* [Task statement] Look for the string "Department" in every line, and copy each line that has it.

* [The input]
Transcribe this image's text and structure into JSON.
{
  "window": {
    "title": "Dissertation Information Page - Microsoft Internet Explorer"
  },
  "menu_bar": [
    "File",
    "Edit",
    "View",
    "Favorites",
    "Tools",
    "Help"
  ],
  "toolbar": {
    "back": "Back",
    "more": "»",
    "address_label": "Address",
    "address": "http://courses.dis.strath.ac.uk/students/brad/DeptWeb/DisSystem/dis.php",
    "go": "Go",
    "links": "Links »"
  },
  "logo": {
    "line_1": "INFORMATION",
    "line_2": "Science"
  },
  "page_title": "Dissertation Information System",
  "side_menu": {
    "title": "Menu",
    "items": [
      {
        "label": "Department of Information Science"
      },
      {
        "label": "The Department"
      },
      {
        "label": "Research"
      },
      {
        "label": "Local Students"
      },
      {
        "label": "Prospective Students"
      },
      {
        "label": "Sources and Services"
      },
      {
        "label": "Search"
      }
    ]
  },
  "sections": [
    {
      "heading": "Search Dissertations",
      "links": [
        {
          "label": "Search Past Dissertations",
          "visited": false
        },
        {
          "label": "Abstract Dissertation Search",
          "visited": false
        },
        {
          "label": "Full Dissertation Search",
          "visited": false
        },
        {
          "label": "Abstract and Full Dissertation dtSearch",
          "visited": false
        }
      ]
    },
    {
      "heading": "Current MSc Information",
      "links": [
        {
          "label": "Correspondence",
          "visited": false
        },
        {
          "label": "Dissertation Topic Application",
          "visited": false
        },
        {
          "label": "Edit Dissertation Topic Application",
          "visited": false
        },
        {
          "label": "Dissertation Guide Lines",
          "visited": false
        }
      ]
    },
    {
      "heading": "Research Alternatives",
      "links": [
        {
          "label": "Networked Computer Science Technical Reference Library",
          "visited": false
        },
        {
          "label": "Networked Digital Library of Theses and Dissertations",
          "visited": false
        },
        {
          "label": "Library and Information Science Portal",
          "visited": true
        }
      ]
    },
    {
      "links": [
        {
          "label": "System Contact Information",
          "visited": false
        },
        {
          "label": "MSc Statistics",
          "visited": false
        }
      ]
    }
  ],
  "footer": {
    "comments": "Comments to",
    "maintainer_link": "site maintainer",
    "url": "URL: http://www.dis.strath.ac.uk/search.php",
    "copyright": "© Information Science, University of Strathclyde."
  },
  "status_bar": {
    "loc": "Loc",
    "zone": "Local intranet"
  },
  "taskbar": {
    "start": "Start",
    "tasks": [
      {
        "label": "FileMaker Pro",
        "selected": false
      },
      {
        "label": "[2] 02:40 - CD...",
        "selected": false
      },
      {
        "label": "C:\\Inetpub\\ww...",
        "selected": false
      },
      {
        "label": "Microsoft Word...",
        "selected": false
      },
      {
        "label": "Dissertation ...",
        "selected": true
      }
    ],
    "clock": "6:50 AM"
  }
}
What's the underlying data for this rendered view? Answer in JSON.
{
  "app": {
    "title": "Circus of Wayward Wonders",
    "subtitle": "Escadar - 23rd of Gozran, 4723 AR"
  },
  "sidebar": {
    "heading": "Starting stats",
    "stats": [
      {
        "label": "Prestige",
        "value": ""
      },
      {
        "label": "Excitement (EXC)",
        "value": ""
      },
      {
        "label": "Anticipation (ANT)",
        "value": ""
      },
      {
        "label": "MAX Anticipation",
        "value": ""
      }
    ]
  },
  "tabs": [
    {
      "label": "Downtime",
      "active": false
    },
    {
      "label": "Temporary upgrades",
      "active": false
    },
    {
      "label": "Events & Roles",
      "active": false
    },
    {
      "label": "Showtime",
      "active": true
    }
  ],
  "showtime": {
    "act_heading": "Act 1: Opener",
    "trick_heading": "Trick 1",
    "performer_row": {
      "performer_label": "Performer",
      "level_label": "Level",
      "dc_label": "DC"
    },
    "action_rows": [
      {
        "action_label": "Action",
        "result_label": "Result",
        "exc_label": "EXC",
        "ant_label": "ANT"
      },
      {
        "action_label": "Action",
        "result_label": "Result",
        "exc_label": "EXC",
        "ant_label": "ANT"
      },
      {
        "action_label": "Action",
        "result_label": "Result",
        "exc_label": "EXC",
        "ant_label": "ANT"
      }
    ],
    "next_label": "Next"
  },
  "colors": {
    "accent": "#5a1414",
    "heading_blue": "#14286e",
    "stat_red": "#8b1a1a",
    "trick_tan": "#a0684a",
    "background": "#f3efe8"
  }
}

* [Result of the task]
        "label": "Department of Information Science"
        "label": "The Department"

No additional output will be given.